- Stated task -
From the listing below, extract each line containing the string "later".

- Stored rows -
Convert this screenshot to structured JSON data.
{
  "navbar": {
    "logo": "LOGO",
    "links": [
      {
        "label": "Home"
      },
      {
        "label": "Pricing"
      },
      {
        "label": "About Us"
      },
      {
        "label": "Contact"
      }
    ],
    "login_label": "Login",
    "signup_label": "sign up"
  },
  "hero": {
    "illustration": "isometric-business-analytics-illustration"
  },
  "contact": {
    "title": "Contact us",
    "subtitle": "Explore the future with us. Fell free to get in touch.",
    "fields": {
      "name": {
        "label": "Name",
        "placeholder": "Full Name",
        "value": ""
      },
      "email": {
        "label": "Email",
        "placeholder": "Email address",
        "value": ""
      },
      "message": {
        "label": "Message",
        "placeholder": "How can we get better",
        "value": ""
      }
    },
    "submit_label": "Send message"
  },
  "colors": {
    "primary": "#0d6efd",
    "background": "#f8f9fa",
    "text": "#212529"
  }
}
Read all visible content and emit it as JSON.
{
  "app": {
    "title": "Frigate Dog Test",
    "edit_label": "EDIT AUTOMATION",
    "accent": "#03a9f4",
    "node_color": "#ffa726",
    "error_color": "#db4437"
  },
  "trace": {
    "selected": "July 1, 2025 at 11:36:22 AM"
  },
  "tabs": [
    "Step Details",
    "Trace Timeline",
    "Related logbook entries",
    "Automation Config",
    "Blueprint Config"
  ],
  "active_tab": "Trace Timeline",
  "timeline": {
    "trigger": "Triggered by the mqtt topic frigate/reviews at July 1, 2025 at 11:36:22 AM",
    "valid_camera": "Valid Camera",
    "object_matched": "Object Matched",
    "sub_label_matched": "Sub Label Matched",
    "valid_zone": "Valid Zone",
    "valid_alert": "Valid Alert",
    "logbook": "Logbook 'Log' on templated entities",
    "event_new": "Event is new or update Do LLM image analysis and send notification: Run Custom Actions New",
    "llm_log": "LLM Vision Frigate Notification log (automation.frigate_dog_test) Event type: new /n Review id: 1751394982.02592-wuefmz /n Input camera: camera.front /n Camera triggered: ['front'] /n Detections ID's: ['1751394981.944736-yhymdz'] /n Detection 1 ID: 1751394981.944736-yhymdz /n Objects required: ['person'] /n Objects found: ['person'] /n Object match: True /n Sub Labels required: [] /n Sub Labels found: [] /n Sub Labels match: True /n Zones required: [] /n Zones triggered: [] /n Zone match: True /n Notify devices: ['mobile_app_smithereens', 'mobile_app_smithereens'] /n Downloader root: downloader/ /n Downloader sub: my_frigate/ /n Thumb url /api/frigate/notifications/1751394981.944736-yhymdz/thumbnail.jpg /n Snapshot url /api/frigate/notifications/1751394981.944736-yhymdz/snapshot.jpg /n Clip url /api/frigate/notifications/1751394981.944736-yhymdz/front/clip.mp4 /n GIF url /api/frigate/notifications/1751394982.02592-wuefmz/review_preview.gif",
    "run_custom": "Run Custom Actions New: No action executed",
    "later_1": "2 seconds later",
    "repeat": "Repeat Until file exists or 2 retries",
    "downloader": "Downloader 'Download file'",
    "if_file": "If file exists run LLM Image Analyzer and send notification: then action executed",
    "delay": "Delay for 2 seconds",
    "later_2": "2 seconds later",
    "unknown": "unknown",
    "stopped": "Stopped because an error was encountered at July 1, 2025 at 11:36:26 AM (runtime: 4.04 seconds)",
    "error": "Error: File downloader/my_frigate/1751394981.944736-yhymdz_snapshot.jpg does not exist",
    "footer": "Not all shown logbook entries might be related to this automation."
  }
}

- Task response -
    "later_1": "2 seconds later",
    "later_2": "2 seconds later",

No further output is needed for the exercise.